## DIRECTIONS FOR THIS TASK
Write the listing out again, all of it, word for word.

>>>>>

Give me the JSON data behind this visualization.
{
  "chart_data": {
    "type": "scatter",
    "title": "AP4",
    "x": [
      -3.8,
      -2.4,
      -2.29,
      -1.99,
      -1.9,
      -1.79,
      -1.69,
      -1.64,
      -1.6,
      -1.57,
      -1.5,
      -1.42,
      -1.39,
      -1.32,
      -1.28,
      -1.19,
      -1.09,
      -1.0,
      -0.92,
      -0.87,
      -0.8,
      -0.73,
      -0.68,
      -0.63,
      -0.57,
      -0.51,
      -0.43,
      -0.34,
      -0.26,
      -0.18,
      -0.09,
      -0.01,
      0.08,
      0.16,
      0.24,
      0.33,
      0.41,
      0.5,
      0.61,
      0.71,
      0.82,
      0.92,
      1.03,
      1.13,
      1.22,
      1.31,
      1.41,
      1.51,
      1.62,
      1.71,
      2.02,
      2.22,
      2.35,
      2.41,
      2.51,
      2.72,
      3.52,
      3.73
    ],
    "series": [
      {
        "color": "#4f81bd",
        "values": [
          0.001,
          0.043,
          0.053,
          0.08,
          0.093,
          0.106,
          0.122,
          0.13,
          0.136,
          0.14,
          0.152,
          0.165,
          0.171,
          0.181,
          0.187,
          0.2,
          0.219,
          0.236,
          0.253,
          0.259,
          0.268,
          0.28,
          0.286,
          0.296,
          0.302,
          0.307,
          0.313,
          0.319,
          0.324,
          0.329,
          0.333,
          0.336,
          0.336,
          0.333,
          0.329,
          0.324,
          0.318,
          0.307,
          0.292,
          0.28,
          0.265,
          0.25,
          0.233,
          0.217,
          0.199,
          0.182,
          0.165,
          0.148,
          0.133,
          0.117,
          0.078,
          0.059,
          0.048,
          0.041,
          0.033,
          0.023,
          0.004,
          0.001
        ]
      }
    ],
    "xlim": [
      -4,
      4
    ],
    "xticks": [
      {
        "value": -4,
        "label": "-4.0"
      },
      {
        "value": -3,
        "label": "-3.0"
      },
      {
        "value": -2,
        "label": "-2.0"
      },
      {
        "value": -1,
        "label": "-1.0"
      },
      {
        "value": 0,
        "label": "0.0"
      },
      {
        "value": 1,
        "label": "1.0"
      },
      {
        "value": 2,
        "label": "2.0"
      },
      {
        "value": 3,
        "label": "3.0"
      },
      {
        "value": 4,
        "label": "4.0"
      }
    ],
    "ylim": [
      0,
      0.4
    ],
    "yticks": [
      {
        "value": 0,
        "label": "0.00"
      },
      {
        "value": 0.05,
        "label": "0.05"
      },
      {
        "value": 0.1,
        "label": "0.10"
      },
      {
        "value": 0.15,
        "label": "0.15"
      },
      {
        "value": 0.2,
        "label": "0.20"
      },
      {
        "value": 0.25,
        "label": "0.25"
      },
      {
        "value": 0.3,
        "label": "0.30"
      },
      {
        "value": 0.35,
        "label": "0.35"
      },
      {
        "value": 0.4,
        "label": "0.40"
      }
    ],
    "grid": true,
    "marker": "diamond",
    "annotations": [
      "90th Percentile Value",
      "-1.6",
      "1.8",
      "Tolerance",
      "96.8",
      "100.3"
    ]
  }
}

<<<<<

## FULL SOLUTION
Give me the JSON data behind this visualization.
{
  "chart_data": {
    "type": "scatter",
    "title": "AP4",
    "x": [
      -3.8,
      -2.4,
      -2.29,
      -1.99,
      -1.9,
      -1.79,
      -1.69,
      -1.64,
      -1.6,
      -1.57,
      -1.5,
      -1.42,
      -1.39,
      -1.32,
      -1.28,
      -1.19,
      -1.09,
      -1.0,
      -0.92,
      -0.87,
      -0.8,
      -0.73,
      -0.68,
      -0.63,
      -0.57,
      -0.51,
      -0.43,
      -0.34,
      -0.26,
      -0.18,
      -0.09,
      -0.01,
      0.08,
      0.16,
      0.24,
      0.33,
      0.41,
      0.5,
      0.61,
      0.71,
      0.82,
      0.92,
      1.03,
      1.13,
      1.22,
      1.31,
      1.41,
      1.51,
      1.62,
      1.71,
      2.02,
      2.22,
      2.35,
      2.41,
      2.51,
      2.72,
      3.52,
      3.73
    ],
    "series": [
      {
        "color": "#4f81bd",
        "values": [
          0.001,
          0.043,
          0.053,
          0.08,
          0.093,
          0.106,
          0.122,
          0.13,
          0.136,
          0.14,
          0.152,
          0.165,
          0.171,
          0.181,
          0.187,
          0.2,
          0.219,
          0.236,
          0.253,
          0.259,
          0.268,
          0.28,
          0.286,
          0.296,
          0.302,
          0.307,
          0.313,
          0.319,
          0.324,
          0.329,
          0.333,
          0.336,
          0.336,
          0.333,
          0.329,
          0.324,
          0.318,
          0.307,
          0.292,
          0.28,
          0.265,
          0.25,
          0.233,
          0.217,
          0.199,
          0.182,
          0.165,
          0.148,
          0.133,
          0.117,
          0.078,
          0.059,
          0.048,
          0.041,
          0.033,
          0.023,
          0.004,
          0.001
        ]
      }
    ],
    "xlim": [
      -4,
      4
    ],
    "xticks": [
      {
        "value": -4,
        "label": "-4.0"
      },
      {
        "value": -3,
        "label": "-3.0"
      },
      {
        "value": -2,
        "label": "-2.0"
      },
      {
        "value": -1,
        "label": "-1.0"
      },
      {
        "value": 0,
        "label": "0.0"
      },
      {
        "value": 1,
        "label": "1.0"
      },
      {
        "value": 2,
        "label": "2.0"
      },
      {
        "value": 3,
        "label": "3.0"
      },
      {
        "value": 4,
        "label": "4.0"
      }
    ],
    "ylim": [
      0,
      0.4
    ],
    "yticks": [
      {
        "value": 0,
        "label": "0.00"
      },
      {
        "value": 0.05,
        "label": "0.05"
      },
      {
        "value": 0.1,
        "label": "0.10"
      },
      {
        "value": 0.15,
        "label": "0.15"
      },
      {
        "value": 0.2,
        "label": "0.20"
      },
      {
        "value": 0.25,
        "label": "0.25"
      },
      {
        "value": 0.3,
        "label": "0.30"
      },
      {
        "value": 0.35,
        "label": "0.35"
      },
      {
        "value": 0.4,
        "label": "0.40"
      }
    ],
    "grid": true,
    "marker": "diamond",
    "annotations": [
      "90th Percentile Value",
      "-1.6",
      "1.8",
      "Tolerance",
      "96.8",
      "100.3"
    ]
  }
}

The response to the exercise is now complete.